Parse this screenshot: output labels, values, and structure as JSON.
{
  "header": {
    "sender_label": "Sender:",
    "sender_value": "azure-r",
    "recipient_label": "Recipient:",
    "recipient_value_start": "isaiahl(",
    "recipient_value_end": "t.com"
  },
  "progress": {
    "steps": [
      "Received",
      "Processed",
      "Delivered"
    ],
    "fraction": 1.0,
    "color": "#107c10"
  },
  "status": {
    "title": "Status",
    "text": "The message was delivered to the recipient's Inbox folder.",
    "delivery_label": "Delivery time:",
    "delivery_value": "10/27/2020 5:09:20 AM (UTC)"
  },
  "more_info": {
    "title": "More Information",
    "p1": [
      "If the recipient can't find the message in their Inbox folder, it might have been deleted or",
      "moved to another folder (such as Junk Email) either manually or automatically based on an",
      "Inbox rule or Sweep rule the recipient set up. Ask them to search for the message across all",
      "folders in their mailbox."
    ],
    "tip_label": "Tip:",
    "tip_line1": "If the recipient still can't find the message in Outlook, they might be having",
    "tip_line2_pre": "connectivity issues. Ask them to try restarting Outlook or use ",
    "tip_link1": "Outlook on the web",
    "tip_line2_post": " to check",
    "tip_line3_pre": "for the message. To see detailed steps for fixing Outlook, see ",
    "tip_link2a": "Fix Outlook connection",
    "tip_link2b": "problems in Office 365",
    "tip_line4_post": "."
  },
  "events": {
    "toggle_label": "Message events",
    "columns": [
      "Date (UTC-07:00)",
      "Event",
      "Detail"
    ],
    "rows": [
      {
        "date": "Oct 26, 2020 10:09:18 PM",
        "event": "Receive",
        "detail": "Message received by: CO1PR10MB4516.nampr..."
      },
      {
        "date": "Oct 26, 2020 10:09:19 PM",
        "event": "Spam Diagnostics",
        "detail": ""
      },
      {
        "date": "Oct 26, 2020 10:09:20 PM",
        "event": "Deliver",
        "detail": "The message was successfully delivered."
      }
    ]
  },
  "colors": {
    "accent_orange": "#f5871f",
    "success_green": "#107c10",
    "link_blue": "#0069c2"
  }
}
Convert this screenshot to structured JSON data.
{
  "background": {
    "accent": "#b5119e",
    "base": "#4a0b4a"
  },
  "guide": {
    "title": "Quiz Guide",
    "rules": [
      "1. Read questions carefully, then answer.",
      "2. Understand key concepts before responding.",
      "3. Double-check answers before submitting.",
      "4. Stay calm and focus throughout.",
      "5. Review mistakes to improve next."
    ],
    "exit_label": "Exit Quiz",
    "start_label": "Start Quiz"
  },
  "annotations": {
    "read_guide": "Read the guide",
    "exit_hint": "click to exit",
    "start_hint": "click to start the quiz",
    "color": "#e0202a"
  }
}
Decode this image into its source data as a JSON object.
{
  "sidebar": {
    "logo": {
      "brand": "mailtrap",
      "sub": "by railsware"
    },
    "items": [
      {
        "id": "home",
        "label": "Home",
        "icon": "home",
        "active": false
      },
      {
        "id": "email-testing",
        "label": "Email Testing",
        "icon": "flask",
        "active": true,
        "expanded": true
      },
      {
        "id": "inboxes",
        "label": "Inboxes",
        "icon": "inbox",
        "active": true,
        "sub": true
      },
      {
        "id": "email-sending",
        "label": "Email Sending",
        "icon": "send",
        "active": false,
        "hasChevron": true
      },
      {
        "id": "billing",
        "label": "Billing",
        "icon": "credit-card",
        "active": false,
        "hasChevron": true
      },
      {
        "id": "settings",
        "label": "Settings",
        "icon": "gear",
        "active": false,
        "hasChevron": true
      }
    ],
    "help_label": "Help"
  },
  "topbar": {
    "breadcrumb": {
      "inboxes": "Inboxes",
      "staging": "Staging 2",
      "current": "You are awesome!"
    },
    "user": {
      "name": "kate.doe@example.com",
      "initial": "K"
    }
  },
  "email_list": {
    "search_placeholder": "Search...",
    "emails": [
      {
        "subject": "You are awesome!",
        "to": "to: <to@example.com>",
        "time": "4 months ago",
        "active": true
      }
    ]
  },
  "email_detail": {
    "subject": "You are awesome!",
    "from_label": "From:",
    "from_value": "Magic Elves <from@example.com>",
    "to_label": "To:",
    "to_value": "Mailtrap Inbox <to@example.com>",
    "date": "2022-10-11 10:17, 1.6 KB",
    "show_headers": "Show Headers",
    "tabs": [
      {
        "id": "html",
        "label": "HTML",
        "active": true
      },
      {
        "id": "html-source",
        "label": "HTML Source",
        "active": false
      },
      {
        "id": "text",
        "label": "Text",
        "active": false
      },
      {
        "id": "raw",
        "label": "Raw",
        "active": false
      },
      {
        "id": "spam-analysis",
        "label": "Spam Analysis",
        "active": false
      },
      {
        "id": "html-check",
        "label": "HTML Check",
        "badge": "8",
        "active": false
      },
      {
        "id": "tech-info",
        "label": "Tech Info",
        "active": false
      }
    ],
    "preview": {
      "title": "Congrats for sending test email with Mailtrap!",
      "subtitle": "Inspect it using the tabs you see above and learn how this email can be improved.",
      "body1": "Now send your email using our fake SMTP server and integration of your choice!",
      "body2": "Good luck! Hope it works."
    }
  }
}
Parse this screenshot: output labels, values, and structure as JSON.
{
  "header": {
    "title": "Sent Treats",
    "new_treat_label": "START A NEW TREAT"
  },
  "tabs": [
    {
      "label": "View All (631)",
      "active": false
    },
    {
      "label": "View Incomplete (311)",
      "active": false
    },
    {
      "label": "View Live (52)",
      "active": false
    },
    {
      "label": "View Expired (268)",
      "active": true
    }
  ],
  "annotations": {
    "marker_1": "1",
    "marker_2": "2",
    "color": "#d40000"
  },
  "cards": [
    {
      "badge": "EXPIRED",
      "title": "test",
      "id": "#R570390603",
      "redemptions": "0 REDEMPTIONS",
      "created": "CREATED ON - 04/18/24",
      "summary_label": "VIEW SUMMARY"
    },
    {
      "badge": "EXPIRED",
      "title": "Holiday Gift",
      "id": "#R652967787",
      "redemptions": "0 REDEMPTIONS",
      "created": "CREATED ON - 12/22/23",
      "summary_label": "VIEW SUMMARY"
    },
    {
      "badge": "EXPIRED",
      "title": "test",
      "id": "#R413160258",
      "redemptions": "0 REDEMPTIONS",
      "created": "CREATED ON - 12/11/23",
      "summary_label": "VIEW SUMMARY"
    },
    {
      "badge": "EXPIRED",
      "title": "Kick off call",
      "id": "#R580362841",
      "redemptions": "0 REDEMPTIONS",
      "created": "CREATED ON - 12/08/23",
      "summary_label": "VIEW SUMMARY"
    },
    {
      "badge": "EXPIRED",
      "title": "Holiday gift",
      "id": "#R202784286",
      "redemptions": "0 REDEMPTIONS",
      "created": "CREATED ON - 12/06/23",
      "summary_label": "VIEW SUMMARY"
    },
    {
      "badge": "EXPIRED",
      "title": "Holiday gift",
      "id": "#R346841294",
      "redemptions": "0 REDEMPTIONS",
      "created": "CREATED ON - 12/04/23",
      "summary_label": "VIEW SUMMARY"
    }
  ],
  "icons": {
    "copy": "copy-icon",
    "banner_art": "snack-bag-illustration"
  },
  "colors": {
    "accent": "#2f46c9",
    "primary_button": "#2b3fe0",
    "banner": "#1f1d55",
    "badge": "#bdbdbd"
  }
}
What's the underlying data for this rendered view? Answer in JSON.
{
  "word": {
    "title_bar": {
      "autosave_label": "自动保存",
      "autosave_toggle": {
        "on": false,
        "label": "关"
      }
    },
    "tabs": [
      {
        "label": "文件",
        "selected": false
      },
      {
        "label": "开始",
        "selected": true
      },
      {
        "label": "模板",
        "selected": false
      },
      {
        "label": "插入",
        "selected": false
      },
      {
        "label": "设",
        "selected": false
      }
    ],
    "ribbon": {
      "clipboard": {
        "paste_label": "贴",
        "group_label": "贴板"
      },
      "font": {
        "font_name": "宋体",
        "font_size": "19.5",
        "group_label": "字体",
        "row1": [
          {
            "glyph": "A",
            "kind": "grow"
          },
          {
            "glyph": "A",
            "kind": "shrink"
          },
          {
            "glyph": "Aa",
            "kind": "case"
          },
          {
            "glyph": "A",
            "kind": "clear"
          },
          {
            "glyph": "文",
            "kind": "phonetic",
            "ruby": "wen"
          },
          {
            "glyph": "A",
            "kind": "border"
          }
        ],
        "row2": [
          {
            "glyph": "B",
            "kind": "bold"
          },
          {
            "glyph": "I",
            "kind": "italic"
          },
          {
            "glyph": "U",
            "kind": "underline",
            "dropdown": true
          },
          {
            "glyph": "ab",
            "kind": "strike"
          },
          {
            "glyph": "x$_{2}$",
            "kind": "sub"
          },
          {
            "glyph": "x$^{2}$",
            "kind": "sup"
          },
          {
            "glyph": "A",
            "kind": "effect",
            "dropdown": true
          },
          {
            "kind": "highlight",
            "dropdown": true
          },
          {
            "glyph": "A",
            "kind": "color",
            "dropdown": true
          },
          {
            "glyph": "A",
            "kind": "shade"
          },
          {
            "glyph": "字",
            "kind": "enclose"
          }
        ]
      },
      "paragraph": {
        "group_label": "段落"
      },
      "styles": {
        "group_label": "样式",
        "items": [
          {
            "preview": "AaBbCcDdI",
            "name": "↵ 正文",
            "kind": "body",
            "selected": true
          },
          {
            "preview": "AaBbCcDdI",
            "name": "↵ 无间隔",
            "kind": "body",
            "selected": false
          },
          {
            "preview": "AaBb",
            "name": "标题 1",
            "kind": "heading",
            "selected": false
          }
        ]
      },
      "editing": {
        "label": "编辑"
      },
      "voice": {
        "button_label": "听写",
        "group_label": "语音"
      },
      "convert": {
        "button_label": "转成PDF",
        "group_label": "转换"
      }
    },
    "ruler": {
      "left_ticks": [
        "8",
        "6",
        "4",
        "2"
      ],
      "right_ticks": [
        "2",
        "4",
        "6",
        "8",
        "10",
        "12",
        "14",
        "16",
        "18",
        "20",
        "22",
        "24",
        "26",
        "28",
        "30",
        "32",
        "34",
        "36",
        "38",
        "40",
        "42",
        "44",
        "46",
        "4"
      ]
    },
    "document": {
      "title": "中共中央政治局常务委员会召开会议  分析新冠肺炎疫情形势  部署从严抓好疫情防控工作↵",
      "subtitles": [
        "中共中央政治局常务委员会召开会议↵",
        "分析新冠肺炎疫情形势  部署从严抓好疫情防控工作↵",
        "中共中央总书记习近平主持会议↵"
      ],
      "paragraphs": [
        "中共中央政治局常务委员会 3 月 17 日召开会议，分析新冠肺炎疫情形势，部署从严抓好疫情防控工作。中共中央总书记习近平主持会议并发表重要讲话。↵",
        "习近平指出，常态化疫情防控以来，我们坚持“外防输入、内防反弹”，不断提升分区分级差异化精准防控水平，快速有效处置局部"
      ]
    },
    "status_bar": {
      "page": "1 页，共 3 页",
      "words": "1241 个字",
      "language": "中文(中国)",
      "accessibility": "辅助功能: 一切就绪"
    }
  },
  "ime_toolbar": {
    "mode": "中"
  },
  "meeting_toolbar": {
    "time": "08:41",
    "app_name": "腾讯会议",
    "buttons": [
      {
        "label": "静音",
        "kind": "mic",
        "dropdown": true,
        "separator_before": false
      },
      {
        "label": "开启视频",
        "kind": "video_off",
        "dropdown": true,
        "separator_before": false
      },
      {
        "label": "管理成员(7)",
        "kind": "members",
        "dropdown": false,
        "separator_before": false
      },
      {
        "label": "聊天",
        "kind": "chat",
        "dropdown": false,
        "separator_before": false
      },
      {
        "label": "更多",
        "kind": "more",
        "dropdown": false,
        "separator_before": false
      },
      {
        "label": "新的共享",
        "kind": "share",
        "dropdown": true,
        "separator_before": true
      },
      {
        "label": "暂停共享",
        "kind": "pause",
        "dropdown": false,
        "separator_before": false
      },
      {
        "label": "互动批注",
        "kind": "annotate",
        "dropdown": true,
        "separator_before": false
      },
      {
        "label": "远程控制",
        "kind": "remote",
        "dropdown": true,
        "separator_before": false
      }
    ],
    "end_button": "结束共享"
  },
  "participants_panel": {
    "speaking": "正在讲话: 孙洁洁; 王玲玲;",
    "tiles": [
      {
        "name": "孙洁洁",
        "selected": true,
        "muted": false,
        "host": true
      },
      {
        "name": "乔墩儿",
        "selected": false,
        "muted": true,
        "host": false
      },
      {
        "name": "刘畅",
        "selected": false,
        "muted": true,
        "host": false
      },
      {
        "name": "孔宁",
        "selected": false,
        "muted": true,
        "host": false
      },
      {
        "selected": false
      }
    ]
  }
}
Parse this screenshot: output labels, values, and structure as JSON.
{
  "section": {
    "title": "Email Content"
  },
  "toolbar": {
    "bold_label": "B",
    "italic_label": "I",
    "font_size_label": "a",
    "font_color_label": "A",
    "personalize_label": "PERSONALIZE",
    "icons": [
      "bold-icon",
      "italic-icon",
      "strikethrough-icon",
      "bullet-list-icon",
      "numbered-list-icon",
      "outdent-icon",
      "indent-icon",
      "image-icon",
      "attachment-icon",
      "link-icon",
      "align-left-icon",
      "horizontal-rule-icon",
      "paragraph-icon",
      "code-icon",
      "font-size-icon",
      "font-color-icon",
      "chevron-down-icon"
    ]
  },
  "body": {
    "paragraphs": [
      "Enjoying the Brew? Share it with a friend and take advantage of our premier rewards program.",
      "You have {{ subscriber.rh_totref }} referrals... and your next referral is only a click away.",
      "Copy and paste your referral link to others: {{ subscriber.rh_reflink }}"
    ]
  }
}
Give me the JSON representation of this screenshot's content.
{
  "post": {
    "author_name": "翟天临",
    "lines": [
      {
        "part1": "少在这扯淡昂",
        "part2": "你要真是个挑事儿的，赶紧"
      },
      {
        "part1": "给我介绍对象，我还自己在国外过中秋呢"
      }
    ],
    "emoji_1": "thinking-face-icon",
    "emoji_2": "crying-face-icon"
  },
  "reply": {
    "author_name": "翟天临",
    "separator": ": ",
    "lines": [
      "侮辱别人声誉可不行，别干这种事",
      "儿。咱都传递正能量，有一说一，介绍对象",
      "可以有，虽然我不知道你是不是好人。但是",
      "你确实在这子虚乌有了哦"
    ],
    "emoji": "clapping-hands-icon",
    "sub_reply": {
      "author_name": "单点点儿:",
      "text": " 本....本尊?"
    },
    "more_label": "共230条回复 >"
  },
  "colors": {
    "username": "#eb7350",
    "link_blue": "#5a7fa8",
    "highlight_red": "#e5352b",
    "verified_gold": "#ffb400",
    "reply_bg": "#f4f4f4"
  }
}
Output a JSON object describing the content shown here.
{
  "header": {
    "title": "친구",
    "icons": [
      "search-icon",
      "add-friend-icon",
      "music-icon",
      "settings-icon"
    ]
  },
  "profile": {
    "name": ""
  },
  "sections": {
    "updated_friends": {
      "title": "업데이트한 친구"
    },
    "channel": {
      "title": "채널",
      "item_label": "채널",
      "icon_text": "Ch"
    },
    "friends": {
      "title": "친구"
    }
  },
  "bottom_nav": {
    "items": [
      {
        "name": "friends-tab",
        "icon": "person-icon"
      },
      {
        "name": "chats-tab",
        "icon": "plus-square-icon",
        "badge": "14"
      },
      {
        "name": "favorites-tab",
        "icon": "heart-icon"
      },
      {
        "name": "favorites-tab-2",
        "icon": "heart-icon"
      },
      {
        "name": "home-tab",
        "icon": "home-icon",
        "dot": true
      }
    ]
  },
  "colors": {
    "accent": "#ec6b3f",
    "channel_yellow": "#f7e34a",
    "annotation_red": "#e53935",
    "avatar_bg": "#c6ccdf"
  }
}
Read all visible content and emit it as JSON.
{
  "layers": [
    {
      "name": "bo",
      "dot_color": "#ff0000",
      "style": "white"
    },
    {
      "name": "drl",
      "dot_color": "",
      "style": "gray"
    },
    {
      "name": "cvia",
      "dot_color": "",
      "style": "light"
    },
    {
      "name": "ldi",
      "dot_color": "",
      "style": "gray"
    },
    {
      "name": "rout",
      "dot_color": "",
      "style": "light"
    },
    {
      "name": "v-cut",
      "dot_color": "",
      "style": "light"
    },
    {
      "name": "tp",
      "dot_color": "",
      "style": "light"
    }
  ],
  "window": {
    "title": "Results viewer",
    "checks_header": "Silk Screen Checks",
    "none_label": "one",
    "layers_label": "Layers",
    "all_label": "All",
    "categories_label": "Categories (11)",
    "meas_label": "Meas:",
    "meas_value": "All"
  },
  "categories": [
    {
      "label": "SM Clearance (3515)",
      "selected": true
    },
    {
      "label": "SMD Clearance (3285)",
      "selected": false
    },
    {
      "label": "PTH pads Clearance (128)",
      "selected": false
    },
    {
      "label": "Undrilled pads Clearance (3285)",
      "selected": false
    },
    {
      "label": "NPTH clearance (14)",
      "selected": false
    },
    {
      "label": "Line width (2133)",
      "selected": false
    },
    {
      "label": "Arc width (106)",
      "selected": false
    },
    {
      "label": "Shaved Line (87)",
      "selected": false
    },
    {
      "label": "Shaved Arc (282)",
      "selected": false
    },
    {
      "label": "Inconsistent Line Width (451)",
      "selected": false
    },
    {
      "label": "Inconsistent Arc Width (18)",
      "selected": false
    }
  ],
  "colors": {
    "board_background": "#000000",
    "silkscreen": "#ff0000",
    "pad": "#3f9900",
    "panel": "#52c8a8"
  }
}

________________________________________

_Task statement_: Find the string "data" in the entries above and return each line that holds it.

_Exercise result_:
Convert this screenshot to structured JSON data.
Decode this image into its source data as a JSON object.
What's the underlying data for this rendered view? Answer in JSON.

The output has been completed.